» **DIRECTIVE**
Report only the number of lines holding "into".

Records contained in a dataset:
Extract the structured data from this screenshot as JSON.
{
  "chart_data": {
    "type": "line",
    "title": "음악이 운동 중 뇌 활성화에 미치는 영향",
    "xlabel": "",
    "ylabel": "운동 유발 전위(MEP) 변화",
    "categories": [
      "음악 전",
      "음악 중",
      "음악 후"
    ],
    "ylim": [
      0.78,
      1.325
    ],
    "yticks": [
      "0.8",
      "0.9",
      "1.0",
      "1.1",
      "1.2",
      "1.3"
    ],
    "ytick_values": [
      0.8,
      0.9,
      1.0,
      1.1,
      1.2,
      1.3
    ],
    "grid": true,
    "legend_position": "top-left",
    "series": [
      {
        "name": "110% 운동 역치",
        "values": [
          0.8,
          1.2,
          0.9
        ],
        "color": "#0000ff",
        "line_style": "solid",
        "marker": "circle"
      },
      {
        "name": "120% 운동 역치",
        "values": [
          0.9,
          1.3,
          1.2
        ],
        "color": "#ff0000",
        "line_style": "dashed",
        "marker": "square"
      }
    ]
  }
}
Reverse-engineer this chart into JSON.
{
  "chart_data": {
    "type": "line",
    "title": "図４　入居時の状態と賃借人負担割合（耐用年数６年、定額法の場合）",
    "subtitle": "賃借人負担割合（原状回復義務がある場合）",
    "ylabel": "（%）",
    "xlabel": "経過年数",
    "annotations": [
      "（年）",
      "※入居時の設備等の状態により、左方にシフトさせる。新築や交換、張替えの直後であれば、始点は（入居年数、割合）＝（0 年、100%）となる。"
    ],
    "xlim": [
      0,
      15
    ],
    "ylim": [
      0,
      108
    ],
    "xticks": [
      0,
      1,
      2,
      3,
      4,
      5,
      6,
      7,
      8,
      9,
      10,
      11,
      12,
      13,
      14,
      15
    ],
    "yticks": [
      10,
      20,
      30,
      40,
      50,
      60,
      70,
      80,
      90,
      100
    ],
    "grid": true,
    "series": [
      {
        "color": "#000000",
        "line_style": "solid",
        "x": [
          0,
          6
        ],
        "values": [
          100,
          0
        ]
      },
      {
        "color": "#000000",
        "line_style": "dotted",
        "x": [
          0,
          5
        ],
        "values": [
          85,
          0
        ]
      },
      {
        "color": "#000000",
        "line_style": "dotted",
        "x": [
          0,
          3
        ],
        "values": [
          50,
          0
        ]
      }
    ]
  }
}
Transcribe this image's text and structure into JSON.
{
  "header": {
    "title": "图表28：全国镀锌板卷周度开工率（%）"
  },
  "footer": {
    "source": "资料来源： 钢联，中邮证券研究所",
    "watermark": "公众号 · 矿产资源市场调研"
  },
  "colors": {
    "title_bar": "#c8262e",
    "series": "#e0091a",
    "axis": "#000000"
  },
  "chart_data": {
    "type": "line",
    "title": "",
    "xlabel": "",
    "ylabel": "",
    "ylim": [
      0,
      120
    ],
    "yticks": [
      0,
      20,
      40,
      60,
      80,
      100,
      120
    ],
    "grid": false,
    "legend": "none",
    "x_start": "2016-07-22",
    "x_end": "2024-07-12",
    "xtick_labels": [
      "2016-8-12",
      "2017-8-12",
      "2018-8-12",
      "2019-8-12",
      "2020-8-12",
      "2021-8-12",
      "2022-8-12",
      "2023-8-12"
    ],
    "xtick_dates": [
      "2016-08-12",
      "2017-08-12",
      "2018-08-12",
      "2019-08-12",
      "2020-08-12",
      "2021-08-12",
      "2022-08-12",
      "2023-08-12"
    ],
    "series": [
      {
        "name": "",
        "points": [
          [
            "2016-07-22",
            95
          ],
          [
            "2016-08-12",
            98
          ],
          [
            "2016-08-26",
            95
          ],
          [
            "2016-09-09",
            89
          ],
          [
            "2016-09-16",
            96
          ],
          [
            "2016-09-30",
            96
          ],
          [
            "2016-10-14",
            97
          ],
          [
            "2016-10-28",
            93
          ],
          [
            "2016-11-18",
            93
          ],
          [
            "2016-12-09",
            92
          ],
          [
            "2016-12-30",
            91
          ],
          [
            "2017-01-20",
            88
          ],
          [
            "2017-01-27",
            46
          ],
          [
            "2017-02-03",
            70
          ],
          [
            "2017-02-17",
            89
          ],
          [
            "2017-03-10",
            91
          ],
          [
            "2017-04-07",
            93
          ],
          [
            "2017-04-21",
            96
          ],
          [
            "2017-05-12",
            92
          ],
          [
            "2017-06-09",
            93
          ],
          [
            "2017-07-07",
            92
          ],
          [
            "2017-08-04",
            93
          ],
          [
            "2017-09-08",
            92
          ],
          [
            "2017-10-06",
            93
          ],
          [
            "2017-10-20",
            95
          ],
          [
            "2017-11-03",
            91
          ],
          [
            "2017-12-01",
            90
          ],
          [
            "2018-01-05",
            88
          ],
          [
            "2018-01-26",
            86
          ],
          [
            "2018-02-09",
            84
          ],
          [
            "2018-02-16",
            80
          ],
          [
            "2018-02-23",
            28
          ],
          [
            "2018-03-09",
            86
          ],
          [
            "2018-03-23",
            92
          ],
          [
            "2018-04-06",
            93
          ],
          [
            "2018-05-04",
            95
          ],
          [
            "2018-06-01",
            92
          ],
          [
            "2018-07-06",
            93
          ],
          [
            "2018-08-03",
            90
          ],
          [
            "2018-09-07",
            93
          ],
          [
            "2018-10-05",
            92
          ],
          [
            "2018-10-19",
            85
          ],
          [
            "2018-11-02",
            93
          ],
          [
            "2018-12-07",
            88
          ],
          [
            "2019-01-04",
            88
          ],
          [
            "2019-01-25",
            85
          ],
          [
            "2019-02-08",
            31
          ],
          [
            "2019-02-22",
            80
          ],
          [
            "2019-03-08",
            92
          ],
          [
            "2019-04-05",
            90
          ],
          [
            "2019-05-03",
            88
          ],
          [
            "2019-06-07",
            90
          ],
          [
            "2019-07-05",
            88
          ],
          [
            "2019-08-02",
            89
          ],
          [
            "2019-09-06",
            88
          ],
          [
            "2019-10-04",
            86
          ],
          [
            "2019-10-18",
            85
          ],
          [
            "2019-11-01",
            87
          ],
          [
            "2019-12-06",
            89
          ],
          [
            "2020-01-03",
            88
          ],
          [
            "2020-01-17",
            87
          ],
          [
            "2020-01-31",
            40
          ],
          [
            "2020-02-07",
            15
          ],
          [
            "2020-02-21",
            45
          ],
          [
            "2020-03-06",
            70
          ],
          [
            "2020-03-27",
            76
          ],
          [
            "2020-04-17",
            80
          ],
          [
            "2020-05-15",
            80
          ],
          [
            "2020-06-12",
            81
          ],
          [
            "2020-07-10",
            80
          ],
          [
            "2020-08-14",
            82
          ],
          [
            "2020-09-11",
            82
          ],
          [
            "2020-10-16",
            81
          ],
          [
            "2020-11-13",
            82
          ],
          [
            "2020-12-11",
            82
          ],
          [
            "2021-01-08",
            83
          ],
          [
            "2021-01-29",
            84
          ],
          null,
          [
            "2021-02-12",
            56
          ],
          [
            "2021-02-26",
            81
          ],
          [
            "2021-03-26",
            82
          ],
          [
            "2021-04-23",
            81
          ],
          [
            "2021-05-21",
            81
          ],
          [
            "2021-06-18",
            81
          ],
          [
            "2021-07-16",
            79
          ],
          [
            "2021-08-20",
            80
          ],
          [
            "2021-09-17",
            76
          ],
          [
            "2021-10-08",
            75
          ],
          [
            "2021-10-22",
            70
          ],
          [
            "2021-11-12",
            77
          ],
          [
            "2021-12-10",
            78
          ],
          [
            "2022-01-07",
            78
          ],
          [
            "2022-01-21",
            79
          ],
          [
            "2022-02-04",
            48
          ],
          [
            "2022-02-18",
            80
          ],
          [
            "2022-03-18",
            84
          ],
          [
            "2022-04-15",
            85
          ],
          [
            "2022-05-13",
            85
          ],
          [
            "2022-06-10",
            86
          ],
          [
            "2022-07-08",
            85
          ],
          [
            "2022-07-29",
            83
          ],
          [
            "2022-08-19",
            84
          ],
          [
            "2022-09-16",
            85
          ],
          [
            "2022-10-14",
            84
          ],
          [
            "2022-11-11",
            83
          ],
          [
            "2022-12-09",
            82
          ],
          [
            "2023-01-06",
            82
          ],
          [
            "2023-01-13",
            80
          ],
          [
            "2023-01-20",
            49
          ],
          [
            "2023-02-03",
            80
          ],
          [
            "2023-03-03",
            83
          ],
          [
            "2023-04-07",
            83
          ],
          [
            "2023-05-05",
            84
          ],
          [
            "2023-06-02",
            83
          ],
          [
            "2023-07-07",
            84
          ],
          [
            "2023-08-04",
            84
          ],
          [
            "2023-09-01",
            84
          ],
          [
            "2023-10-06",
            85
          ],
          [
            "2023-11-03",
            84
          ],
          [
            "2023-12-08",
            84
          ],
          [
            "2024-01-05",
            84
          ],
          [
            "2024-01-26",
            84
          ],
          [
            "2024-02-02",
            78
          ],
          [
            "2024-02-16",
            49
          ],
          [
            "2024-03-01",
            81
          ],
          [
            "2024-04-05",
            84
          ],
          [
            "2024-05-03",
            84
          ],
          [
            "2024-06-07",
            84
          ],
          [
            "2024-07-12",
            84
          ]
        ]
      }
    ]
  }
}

» **THE RESPONSE**
2